● **TASK BRIEF**
Count up the lines in the following listing that hold the word "needs", then give only that count.

(Records from a collection)
####

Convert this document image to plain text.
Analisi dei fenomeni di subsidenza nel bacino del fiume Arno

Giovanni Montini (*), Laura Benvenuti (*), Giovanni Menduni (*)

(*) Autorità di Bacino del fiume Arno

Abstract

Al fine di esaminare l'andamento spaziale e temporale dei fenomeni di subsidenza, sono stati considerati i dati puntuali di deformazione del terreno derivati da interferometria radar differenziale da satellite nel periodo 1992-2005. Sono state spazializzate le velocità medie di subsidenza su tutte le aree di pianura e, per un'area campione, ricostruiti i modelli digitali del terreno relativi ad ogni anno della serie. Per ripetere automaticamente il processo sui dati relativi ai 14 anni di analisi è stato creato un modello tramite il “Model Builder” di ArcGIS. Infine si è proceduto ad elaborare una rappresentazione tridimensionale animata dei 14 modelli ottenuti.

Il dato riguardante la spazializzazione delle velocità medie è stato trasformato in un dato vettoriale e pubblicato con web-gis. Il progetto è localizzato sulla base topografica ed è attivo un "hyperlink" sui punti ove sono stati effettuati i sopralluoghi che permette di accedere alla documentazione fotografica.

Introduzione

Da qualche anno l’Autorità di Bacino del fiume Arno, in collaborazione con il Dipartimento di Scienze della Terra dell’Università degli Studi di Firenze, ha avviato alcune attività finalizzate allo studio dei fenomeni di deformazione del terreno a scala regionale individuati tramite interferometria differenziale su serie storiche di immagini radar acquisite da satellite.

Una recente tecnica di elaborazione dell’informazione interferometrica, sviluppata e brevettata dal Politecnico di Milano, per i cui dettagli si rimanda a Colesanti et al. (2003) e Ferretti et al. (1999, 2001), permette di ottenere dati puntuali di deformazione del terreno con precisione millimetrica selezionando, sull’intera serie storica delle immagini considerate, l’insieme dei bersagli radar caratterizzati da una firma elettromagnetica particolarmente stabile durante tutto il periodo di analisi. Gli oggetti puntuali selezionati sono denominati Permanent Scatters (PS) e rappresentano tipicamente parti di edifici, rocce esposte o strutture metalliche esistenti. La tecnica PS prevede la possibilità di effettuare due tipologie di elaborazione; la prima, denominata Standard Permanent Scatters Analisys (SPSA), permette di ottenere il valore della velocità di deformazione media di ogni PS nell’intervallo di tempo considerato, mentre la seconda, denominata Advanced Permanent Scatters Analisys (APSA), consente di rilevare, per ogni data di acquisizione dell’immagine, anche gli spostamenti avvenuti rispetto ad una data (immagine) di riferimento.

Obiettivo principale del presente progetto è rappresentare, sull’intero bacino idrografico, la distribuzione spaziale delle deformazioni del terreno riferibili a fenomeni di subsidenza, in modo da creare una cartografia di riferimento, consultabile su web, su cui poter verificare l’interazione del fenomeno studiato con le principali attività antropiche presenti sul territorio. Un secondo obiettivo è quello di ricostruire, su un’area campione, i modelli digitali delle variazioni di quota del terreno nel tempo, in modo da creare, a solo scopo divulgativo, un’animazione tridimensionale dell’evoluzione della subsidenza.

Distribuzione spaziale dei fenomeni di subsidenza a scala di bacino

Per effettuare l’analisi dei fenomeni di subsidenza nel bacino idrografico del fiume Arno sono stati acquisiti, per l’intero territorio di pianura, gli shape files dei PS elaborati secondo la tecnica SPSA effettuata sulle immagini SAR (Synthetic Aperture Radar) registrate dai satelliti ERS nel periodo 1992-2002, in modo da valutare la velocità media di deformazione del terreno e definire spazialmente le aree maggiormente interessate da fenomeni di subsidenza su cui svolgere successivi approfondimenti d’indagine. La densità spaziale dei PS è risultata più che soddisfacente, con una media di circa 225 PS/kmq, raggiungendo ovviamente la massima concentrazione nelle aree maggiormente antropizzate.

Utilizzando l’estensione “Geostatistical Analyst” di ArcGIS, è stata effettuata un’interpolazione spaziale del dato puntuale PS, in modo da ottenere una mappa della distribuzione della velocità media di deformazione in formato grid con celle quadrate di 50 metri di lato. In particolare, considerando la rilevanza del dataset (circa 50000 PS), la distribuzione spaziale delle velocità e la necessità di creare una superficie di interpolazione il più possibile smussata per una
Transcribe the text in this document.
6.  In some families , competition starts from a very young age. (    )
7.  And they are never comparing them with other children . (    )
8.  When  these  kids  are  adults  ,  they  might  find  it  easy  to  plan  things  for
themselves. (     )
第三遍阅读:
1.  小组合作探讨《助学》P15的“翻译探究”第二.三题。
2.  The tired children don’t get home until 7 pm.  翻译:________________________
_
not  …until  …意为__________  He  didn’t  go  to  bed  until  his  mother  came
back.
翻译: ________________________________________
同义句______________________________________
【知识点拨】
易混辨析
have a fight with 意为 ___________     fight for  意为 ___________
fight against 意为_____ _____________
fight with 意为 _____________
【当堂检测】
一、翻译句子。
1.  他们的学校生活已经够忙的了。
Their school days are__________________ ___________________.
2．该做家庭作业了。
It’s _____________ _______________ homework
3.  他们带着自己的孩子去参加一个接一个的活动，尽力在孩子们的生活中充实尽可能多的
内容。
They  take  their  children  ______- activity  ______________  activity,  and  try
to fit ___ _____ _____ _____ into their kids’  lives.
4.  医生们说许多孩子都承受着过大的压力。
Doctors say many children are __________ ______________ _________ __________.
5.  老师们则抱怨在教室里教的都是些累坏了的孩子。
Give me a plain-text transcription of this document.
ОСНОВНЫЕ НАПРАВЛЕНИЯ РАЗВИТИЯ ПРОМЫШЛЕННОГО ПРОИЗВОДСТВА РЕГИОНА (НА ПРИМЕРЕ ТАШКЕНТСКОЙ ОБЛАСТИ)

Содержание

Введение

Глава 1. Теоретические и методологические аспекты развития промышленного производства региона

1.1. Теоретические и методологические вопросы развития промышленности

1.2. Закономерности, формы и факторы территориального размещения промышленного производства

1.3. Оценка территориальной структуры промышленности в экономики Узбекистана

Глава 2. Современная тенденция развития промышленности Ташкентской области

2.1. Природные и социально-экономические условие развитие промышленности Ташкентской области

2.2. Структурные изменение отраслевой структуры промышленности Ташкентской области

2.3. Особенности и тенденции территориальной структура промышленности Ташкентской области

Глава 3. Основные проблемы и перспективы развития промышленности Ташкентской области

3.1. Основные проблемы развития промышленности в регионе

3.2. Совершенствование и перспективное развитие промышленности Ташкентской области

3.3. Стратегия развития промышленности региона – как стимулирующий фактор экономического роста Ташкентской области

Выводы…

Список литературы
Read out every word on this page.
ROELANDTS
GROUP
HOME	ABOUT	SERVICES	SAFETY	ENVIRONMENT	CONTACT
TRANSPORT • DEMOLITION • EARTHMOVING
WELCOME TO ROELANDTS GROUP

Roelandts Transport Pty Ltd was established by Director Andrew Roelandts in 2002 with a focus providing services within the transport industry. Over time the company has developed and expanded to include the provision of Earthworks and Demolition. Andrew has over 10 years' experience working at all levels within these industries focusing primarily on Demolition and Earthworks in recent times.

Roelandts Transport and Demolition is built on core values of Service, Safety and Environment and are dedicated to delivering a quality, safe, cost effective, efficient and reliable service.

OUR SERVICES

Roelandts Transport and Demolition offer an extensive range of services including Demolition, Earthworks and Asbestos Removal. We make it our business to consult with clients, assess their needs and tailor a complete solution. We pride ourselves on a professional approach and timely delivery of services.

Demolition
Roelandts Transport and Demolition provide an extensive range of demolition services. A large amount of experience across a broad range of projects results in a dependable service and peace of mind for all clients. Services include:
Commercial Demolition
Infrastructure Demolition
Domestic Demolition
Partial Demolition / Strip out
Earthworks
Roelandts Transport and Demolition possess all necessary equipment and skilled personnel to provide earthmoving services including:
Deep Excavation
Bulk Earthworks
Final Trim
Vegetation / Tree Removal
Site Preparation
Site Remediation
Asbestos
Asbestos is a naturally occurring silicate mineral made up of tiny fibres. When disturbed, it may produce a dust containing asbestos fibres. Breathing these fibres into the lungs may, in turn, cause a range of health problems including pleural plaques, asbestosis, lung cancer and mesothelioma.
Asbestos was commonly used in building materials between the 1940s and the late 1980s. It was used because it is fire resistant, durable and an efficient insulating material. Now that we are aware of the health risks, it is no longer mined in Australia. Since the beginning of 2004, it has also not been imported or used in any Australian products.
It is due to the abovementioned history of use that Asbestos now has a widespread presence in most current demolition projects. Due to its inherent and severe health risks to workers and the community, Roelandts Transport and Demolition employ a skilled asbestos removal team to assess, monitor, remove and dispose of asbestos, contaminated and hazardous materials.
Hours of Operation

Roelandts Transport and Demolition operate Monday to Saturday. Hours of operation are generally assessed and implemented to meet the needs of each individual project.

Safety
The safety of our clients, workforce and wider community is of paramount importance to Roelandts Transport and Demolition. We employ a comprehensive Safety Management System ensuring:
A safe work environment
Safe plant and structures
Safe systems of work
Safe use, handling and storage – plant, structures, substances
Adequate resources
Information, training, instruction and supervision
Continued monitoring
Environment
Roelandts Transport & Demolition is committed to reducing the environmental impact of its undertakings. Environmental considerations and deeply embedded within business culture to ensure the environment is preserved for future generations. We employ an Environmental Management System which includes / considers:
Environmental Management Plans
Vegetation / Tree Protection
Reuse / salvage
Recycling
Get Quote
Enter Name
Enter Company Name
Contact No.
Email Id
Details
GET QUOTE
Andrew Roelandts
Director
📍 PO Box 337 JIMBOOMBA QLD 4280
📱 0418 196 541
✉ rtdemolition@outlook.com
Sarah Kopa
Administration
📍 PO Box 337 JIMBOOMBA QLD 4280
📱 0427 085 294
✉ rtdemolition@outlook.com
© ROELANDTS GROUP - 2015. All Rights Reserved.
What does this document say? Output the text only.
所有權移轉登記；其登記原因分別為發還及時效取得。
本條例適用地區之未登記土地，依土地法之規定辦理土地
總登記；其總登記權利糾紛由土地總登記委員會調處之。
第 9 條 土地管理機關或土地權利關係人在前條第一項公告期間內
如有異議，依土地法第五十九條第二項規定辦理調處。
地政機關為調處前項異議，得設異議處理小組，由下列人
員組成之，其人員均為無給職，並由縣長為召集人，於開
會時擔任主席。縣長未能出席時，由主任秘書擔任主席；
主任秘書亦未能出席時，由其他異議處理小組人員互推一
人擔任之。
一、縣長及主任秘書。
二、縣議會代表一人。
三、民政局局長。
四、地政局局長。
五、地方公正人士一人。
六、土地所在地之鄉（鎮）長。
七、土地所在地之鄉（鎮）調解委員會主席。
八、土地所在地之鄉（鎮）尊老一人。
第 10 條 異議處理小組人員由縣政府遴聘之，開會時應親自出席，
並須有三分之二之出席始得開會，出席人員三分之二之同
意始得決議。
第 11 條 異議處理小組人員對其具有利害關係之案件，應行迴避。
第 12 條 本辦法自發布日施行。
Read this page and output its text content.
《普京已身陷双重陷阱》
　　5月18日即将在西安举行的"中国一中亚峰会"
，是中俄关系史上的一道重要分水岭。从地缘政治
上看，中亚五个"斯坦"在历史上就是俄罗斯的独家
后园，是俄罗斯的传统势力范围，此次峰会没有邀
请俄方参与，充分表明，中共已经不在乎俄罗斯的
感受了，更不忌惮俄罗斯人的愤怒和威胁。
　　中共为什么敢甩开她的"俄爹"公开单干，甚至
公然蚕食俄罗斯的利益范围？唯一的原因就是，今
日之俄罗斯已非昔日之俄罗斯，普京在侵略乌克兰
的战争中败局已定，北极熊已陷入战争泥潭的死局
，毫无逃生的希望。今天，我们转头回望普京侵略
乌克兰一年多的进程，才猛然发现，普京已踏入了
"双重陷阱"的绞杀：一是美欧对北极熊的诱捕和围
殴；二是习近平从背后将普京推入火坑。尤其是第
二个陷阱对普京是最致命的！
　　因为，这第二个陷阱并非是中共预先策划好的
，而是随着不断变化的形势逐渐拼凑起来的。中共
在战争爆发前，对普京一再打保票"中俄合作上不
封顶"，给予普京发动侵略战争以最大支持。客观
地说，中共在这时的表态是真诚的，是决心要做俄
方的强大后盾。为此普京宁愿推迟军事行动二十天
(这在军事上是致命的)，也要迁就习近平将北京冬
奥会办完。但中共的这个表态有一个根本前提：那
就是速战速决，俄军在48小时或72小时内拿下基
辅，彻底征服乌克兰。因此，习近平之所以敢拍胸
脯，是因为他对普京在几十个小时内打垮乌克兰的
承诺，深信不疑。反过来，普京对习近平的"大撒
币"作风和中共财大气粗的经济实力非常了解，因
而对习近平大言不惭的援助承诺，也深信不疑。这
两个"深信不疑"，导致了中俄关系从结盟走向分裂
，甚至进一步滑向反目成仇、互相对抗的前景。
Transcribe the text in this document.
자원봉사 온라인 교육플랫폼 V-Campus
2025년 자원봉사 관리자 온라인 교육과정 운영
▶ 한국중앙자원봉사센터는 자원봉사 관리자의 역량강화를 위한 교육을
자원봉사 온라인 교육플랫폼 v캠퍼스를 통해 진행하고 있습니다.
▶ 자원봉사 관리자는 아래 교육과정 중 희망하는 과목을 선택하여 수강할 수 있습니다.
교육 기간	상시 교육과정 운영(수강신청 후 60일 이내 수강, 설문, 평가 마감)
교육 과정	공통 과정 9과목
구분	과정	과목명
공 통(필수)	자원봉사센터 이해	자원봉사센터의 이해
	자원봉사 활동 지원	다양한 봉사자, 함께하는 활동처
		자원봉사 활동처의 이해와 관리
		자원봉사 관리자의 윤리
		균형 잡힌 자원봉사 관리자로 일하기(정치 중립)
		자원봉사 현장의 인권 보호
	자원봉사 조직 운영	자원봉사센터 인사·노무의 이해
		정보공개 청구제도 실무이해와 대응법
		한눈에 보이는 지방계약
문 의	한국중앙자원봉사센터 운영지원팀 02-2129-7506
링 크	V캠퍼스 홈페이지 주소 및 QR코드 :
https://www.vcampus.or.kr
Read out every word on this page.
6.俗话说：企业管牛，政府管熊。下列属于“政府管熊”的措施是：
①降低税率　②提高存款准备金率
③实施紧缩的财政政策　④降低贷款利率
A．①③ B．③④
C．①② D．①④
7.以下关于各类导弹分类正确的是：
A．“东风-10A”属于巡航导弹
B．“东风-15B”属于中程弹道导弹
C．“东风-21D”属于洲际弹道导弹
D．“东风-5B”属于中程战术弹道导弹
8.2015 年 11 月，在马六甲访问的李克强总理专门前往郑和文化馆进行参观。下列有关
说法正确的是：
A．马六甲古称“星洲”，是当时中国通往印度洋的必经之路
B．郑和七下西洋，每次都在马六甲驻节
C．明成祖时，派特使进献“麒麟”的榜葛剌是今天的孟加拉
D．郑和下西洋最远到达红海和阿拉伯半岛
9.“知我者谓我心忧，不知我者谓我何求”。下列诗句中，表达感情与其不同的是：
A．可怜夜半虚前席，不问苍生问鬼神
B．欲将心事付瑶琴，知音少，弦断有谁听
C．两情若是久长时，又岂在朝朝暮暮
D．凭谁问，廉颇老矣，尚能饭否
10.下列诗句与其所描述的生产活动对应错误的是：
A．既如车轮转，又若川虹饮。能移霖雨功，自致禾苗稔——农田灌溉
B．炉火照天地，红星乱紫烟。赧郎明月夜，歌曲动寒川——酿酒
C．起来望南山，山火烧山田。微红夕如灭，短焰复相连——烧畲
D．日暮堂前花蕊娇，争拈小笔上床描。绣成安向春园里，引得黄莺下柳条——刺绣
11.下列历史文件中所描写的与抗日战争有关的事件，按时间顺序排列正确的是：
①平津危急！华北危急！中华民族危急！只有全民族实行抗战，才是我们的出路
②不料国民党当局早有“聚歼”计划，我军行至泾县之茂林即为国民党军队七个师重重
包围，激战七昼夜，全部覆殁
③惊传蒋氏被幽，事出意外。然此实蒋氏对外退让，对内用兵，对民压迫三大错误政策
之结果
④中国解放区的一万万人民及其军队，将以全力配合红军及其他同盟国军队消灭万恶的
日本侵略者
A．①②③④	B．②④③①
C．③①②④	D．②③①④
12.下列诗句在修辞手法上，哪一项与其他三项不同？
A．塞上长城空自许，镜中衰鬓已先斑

####

● **EXERCISE SOLUTION**
2